[Requirements] What follows is a set of records, each of which is to be written out exactly.

_ _ _ _ _

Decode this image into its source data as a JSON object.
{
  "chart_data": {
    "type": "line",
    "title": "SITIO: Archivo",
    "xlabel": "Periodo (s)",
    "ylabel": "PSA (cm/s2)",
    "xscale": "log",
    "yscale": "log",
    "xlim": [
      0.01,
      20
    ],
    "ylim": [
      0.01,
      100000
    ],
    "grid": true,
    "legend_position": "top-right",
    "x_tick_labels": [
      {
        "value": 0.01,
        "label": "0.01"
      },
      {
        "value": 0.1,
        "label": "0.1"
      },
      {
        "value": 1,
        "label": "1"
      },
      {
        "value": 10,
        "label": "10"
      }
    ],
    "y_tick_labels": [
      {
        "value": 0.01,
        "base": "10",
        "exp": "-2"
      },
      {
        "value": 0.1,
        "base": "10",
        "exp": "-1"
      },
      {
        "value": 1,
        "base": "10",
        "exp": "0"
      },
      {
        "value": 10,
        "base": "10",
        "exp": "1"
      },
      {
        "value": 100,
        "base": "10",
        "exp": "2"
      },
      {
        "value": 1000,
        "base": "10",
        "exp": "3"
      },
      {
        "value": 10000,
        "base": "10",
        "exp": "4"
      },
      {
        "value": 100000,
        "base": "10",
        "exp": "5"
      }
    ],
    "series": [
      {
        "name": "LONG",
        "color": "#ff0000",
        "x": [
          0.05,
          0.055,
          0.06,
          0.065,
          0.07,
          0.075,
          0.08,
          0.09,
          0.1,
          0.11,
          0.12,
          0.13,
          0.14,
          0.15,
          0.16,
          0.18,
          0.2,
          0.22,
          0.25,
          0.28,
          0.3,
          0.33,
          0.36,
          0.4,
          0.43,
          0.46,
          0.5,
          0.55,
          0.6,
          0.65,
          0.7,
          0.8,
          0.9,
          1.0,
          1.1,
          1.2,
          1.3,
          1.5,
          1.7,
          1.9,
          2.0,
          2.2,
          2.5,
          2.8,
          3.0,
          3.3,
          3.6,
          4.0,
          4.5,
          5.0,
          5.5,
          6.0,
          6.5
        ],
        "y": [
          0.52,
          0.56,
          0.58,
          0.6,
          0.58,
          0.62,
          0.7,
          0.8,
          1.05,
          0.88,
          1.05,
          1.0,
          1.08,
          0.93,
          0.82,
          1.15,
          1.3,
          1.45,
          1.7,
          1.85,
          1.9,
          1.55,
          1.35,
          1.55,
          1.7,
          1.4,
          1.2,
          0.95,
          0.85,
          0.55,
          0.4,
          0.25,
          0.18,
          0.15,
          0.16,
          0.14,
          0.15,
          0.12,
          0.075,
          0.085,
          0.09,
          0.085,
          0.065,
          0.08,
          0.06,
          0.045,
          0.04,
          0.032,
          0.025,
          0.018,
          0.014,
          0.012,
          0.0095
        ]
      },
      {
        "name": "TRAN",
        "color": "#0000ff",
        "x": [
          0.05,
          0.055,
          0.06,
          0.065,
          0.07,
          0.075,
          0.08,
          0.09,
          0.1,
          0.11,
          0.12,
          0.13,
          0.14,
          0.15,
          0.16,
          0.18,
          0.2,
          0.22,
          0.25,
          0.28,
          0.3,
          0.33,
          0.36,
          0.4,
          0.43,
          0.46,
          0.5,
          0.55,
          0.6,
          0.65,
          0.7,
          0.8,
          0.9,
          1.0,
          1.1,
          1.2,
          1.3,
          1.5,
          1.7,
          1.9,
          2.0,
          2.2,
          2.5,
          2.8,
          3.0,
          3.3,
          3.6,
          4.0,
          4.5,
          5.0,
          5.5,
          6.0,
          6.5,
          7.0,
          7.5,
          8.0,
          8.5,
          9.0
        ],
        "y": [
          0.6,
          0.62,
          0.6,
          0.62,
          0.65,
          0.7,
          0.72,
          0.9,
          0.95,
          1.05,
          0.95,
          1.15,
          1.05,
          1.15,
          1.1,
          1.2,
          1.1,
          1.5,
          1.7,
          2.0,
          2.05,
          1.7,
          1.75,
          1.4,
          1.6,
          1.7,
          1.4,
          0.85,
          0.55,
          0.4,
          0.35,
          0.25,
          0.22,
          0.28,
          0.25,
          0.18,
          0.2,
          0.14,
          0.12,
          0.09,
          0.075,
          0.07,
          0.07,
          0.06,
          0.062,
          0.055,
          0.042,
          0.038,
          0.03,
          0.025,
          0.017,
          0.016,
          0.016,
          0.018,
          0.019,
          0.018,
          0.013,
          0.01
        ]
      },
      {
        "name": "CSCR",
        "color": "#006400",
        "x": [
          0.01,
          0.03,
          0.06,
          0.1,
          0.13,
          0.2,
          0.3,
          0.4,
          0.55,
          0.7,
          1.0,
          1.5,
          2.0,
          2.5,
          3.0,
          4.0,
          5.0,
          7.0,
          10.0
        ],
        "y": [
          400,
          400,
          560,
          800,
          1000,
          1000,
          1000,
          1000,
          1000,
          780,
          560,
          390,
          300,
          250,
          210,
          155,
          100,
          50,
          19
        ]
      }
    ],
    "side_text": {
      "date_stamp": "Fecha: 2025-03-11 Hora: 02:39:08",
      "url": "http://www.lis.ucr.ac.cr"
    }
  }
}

_ _ _ _ _

[Written response]
Decode this image into its source data as a JSON object.
{
  "chart_data": {
    "type": "line",
    "title": "SITIO: Archivo",
    "xlabel": "Periodo (s)",
    "ylabel": "PSA (cm/s2)",
    "xscale": "log",
    "yscale": "log",
    "xlim": [
      0.01,
      20
    ],
    "ylim": [
      0.01,
      100000
    ],
    "grid": true,
    "legend_position": "top-right",
    "x_tick_labels": [
      {
        "value": 0.01,
        "label": "0.01"
      },
      {
        "value": 0.1,
        "label": "0.1"
      },
      {
        "value": 1,
        "label": "1"
      },
      {
        "value": 10,
        "label": "10"
      }
    ],
    "y_tick_labels": [
      {
        "value": 0.01,
        "base": "10",
        "exp": "-2"
      },
      {
        "value": 0.1,
        "base": "10",
        "exp": "-1"
      },
      {
        "value": 1,
        "base": "10",
        "exp": "0"
      },
      {
        "value": 10,
        "base": "10",
        "exp": "1"
      },
      {
        "value": 100,
        "base": "10",
        "exp": "2"
      },
      {
        "value": 1000,
        "base": "10",
        "exp": "3"
      },
      {
        "value": 10000,
        "base": "10",
        "exp": "4"
      },
      {
        "value": 100000,
        "base": "10",
        "exp": "5"
      }
    ],
    "series": [
      {
        "name": "LONG",
        "color": "#ff0000",
        "x": [
          0.05,
          0.055,
          0.06,
          0.065,
          0.07,
          0.075,
          0.08,
          0.09,
          0.1,
          0.11,
          0.12,
          0.13,
          0.14,
          0.15,
          0.16,
          0.18,
          0.2,
          0.22,
          0.25,
          0.28,
          0.3,
          0.33,
          0.36,
          0.4,
          0.43,
          0.46,
          0.5,
          0.55,
          0.6,
          0.65,
          0.7,
          0.8,
          0.9,
          1.0,
          1.1,
          1.2,
          1.3,
          1.5,
          1.7,
          1.9,
          2.0,
          2.2,
          2.5,
          2.8,
          3.0,
          3.3,
          3.6,
          4.0,
          4.5,
          5.0,
          5.5,
          6.0,
          6.5
        ],
        "y": [
          0.52,
          0.56,
          0.58,
          0.6,
          0.58,
          0.62,
          0.7,
          0.8,
          1.05,
          0.88,
          1.05,
          1.0,
          1.08,
          0.93,
          0.82,
          1.15,
          1.3,
          1.45,
          1.7,
          1.85,
          1.9,
          1.55,
          1.35,
          1.55,
          1.7,
          1.4,
          1.2,
          0.95,
          0.85,
          0.55,
          0.4,
          0.25,
          0.18,
          0.15,
          0.16,
          0.14,
          0.15,
          0.12,
          0.075,
          0.085,
          0.09,
          0.085,
          0.065,
          0.08,
          0.06,
          0.045,
          0.04,
          0.032,
          0.025,
          0.018,
          0.014,
          0.012,
          0.0095
        ]
      },
      {
        "name": "TRAN",
        "color": "#0000ff",
        "x": [
          0.05,
          0.055,
          0.06,
          0.065,
          0.07,
          0.075,
          0.08,
          0.09,
          0.1,
          0.11,
          0.12,
          0.13,
          0.14,
          0.15,
          0.16,
          0.18,
          0.2,
          0.22,
          0.25,
          0.28,
          0.3,
          0.33,
          0.36,
          0.4,
          0.43,
          0.46,
          0.5,
          0.55,
          0.6,
          0.65,
          0.7,
          0.8,
          0.9,
          1.0,
          1.1,
          1.2,
          1.3,
          1.5,
          1.7,
          1.9,
          2.0,
          2.2,
          2.5,
          2.8,
          3.0,
          3.3,
          3.6,
          4.0,
          4.5,
          5.0,
          5.5,
          6.0,
          6.5,
          7.0,
          7.5,
          8.0,
          8.5,
          9.0
        ],
        "y": [
          0.6,
          0.62,
          0.6,
          0.62,
          0.65,
          0.7,
          0.72,
          0.9,
          0.95,
          1.05,
          0.95,
          1.15,
          1.05,
          1.15,
          1.1,
          1.2,
          1.1,
          1.5,
          1.7,
          2.0,
          2.05,
          1.7,
          1.75,
          1.4,
          1.6,
          1.7,
          1.4,
          0.85,
          0.55,
          0.4,
          0.35,
          0.25,
          0.22,
          0.28,
          0.25,
          0.18,
          0.2,
          0.14,
          0.12,
          0.09,
          0.075,
          0.07,
          0.07,
          0.06,
          0.062,
          0.055,
          0.042,
          0.038,
          0.03,
          0.025,
          0.017,
          0.016,
          0.016,
          0.018,
          0.019,
          0.018,
          0.013,
          0.01
        ]
      },
      {
        "name": "CSCR",
        "color": "#006400",
        "x": [
          0.01,
          0.03,
          0.06,
          0.1,
          0.13,
          0.2,
          0.3,
          0.4,
          0.55,
          0.7,
          1.0,
          1.5,
          2.0,
          2.5,
          3.0,
          4.0,
          5.0,
          7.0,
          10.0
        ],
        "y": [
          400,
          400,
          560,
          800,
          1000,
          1000,
          1000,
          1000,
          1000,
          780,
          560,
          390,
          300,
          250,
          210,
          155,
          100,
          50,
          19
        ]
      }
    ],
    "side_text": {
      "date_stamp": "Fecha: 2025-03-11 Hora: 02:39:08",
      "url": "http://www.lis.ucr.ac.cr"
    }
  }
}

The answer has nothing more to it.